(Stored data)
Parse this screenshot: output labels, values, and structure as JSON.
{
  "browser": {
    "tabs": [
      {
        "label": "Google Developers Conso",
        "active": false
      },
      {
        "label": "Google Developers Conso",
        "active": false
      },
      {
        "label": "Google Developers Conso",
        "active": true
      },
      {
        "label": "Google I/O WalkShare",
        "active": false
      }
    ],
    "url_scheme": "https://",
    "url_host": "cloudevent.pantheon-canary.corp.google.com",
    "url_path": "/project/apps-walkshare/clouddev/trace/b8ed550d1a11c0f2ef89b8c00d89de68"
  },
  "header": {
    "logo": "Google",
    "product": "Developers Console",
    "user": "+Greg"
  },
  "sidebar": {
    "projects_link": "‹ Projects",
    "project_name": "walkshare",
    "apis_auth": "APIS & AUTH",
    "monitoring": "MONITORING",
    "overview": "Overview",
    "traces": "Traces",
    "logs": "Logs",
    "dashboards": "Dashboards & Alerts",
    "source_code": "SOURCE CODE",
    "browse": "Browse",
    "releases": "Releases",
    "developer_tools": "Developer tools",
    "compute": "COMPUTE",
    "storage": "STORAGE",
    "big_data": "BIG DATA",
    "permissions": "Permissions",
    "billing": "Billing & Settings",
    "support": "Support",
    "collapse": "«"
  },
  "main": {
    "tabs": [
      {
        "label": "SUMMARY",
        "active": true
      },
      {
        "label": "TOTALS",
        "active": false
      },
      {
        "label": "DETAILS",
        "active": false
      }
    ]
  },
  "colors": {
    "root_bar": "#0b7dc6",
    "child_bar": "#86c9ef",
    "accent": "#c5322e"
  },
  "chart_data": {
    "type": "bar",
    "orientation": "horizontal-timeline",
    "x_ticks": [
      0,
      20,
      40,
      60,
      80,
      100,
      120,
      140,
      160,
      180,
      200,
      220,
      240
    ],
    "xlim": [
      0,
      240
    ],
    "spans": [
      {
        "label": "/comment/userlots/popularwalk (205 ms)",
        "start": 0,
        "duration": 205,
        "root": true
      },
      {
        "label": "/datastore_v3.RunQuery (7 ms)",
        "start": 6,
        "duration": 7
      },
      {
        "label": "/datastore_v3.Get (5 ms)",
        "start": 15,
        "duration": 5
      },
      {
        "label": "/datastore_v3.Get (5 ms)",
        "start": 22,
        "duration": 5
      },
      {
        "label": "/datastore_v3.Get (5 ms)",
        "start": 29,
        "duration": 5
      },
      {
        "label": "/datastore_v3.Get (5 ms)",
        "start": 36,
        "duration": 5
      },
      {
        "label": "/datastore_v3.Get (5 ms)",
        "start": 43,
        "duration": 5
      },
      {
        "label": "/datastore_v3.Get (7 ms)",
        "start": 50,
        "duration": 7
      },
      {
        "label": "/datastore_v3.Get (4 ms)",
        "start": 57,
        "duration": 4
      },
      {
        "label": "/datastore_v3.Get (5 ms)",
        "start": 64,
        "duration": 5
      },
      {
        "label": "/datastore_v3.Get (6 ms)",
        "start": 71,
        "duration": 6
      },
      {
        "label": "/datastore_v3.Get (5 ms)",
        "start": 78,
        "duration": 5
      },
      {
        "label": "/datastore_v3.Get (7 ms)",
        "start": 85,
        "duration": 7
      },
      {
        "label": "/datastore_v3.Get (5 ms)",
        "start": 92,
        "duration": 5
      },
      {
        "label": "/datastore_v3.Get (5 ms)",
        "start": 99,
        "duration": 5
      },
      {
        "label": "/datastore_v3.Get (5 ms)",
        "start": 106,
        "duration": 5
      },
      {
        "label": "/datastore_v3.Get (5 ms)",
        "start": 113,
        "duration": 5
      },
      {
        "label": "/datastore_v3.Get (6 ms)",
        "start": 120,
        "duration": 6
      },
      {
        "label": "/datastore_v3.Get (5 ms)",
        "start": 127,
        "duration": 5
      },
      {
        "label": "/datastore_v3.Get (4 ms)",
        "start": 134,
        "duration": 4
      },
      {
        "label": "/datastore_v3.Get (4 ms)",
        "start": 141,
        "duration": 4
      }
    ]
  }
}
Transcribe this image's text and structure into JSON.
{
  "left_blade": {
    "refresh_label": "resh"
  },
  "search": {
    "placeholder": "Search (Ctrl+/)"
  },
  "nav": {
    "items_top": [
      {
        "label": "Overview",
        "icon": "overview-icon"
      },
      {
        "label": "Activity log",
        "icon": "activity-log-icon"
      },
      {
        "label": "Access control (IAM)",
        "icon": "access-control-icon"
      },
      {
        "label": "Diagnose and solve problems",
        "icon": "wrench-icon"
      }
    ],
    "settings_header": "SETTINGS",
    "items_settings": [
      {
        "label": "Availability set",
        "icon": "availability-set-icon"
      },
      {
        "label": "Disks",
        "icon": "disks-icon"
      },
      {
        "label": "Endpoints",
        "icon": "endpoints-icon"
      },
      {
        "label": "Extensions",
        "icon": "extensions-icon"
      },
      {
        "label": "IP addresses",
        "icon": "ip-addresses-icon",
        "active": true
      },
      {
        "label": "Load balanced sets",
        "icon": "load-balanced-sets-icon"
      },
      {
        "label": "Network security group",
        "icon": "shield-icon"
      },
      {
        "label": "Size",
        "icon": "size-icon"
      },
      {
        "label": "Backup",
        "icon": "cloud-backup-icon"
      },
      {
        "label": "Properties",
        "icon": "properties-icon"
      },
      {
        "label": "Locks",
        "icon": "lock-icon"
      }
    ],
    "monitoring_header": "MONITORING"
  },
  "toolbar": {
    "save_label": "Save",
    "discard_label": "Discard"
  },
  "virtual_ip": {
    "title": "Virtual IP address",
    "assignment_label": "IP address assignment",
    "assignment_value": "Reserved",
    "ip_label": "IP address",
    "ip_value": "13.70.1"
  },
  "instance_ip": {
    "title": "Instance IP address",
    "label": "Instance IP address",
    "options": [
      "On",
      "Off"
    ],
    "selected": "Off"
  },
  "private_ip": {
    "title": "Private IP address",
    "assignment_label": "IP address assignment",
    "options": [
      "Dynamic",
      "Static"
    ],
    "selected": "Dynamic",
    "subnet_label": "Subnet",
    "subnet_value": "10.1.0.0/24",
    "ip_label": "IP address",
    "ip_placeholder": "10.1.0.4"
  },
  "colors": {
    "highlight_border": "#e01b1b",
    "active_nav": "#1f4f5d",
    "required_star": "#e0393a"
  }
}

◆ **WORK TO COMPLETE**: Take the lines above and retype all of them exactly.

◆ **COMPLETE RESPONSE**:
Parse this screenshot: output labels, values, and structure as JSON.
{
  "browser": {
    "tabs": [
      {
        "label": "Google Developers Conso",
        "active": false
      },
      {
        "label": "Google Developers Conso",
        "active": false
      },
      {
        "label": "Google Developers Conso",
        "active": true
      },
      {
        "label": "Google I/O WalkShare",
        "active": false
      }
    ],
    "url_scheme": "https://",
    "url_host": "cloudevent.pantheon-canary.corp.google.com",
    "url_path": "/project/apps-walkshare/clouddev/trace/b8ed550d1a11c0f2ef89b8c00d89de68"
  },
  "header": {
    "logo": "Google",
    "product": "Developers Console",
    "user": "+Greg"
  },
  "sidebar": {
    "projects_link": "‹ Projects",
    "project_name": "walkshare",
    "apis_auth": "APIS & AUTH",
    "monitoring": "MONITORING",
    "overview": "Overview",
    "traces": "Traces",
    "logs": "Logs",
    "dashboards": "Dashboards & Alerts",
    "source_code": "SOURCE CODE",
    "browse": "Browse",
    "releases": "Releases",
    "developer_tools": "Developer tools",
    "compute": "COMPUTE",
    "storage": "STORAGE",
    "big_data": "BIG DATA",
    "permissions": "Permissions",
    "billing": "Billing & Settings",
    "support": "Support",
    "collapse": "«"
  },
  "main": {
    "tabs": [
      {
        "label": "SUMMARY",
        "active": true
      },
      {
        "label": "TOTALS",
        "active": false
      },
      {
        "label": "DETAILS",
        "active": false
      }
    ]
  },
  "colors": {
    "root_bar": "#0b7dc6",
    "child_bar": "#86c9ef",
    "accent": "#c5322e"
  },
  "chart_data": {
    "type": "bar",
    "orientation": "horizontal-timeline",
    "x_ticks": [
      0,
      20,
      40,
      60,
      80,
      100,
      120,
      140,
      160,
      180,
      200,
      220,
      240
    ],
    "xlim": [
      0,
      240
    ],
    "spans": [
      {
        "label": "/comment/userlots/popularwalk (205 ms)",
        "start": 0,
        "duration": 205,
        "root": true
      },
      {
        "label": "/datastore_v3.RunQuery (7 ms)",
        "start": 6,
        "duration": 7
      },
      {
        "label": "/datastore_v3.Get (5 ms)",
        "start": 15,
        "duration": 5
      },
      {
        "label": "/datastore_v3.Get (5 ms)",
        "start": 22,
        "duration": 5
      },
      {
        "label": "/datastore_v3.Get (5 ms)",
        "start": 29,
        "duration": 5
      },
      {
        "label": "/datastore_v3.Get (5 ms)",
        "start": 36,
        "duration": 5
      },
      {
        "label": "/datastore_v3.Get (5 ms)",
        "start": 43,
        "duration": 5
      },
      {
        "label": "/datastore_v3.Get (7 ms)",
        "start": 50,
        "duration": 7
      },
      {
        "label": "/datastore_v3.Get (4 ms)",
        "start": 57,
        "duration": 4
      },
      {
        "label": "/datastore_v3.Get (5 ms)",
        "start": 64,
        "duration": 5
      },
      {
        "label": "/datastore_v3.Get (6 ms)",
        "start": 71,
        "duration": 6
      },
      {
        "label": "/datastore_v3.Get (5 ms)",
        "start": 78,
        "duration": 5
      },
      {
        "label": "/datastore_v3.Get (7 ms)",
        "start": 85,
        "duration": 7
      },
      {
        "label": "/datastore_v3.Get (5 ms)",
        "start": 92,
        "duration": 5
      },
      {
        "label": "/datastore_v3.Get (5 ms)",
        "start": 99,
        "duration": 5
      },
      {
        "label": "/datastore_v3.Get (5 ms)",
        "start": 106,
        "duration": 5
      },
      {
        "label": "/datastore_v3.Get (5 ms)",
        "start": 113,
        "duration": 5
      },
      {
        "label": "/datastore_v3.Get (6 ms)",
        "start": 120,
        "duration": 6
      },
      {
        "label": "/datastore_v3.Get (5 ms)",
        "start": 127,
        "duration": 5
      },
      {
        "label": "/datastore_v3.Get (4 ms)",
        "start": 134,
        "duration": 4
      },
      {
        "label": "/datastore_v3.Get (4 ms)",
        "start": 141,
        "duration": 4
      }
    ]
  }
}
Transcribe this image's text and structure into JSON.
{
  "left_blade": {
    "refresh_label": "resh"
  },
  "search": {
    "placeholder": "Search (Ctrl+/)"
  },
  "nav": {
    "items_top": [
      {
        "label": "Overview",
        "icon": "overview-icon"
      },
      {
        "label": "Activity log",
        "icon": "activity-log-icon"
      },
      {
        "label": "Access control (IAM)",
        "icon": "access-control-icon"
      },
      {
        "label": "Diagnose and solve problems",
        "icon": "wrench-icon"
      }
    ],
    "settings_header": "SETTINGS",
    "items_settings": [
      {
        "label": "Availability set",
        "icon": "availability-set-icon"
      },
      {
        "label": "Disks",
        "icon": "disks-icon"
      },
      {
        "label": "Endpoints",
        "icon": "endpoints-icon"
      },
      {
        "label": "Extensions",
        "icon": "extensions-icon"
      },
      {
        "label": "IP addresses",
        "icon": "ip-addresses-icon",
        "active": true
      },
      {
        "label": "Load balanced sets",
        "icon": "load-balanced-sets-icon"
      },
      {
        "label": "Network security group",
        "icon": "shield-icon"
      },
      {
        "label": "Size",
        "icon": "size-icon"
      },
      {
        "label": "Backup",
        "icon": "cloud-backup-icon"
      },
      {
        "label": "Properties",
        "icon": "properties-icon"
      },
      {
        "label": "Locks",
        "icon": "lock-icon"
      }
    ],
    "monitoring_header": "MONITORING"
  },
  "toolbar": {
    "save_label": "Save",
    "discard_label": "Discard"
  },
  "virtual_ip": {
    "title": "Virtual IP address",
    "assignment_label": "IP address assignment",
    "assignment_value": "Reserved",
    "ip_label": "IP address",
    "ip_value": "13.70.1"
  },
  "instance_ip": {
    "title": "Instance IP address",
    "label": "Instance IP address",
    "options": [
      "On",
      "Off"
    ],
    "selected": "Off"
  },
  "private_ip": {
    "title": "Private IP address",
    "assignment_label": "IP address assignment",
    "options": [
      "Dynamic",
      "Static"
    ],
    "selected": "Dynamic",
    "subnet_label": "Subnet",
    "subnet_value": "10.1.0.0/24",
    "ip_label": "IP address",
    "ip_placeholder": "10.1.0.4"
  },
  "colors": {
    "highlight_border": "#e01b1b",
    "active_nav": "#1f4f5d",
    "required_star": "#e0393a"
  }
}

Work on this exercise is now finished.